--- BEGIN ---
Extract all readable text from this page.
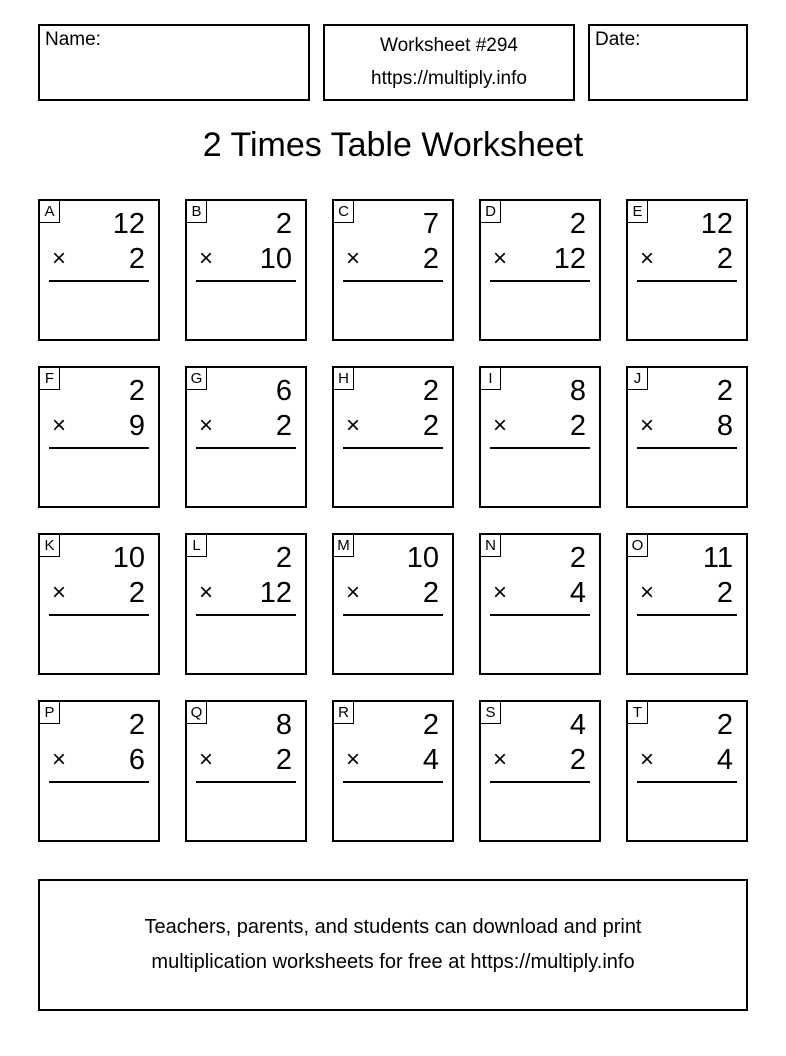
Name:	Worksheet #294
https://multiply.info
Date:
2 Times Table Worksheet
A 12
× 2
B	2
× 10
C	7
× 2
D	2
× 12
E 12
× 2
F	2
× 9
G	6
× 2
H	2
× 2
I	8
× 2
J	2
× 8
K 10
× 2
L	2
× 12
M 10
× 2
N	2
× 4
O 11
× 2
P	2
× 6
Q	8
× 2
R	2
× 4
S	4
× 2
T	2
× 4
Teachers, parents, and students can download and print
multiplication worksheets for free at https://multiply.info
--- END ---
**EXERCISE DIRECTIONS:** Give an exact reproduction of every line, leaving out any picture.

**COMPLETE ANSWER:**
Extract all readable text from this page.
Name:	Worksheet #294
https://multiply.info
Date:
2 Times Table Worksheet
A 12
× 2
B	2
× 10
C	7
× 2
D	2
× 12
E 12
× 2
F	2
× 9
G	6
× 2
H	2
× 2
I	8
× 2
J	2
× 8
K 10
× 2
L	2
× 12
M 10
× 2
N	2
× 4
O 11
× 2
P	2
× 6
Q	8
× 2
R	2
× 4
S	4
× 2
T	2
× 4
Teachers, parents, and students can download and print
multiplication worksheets for free at https://multiply.info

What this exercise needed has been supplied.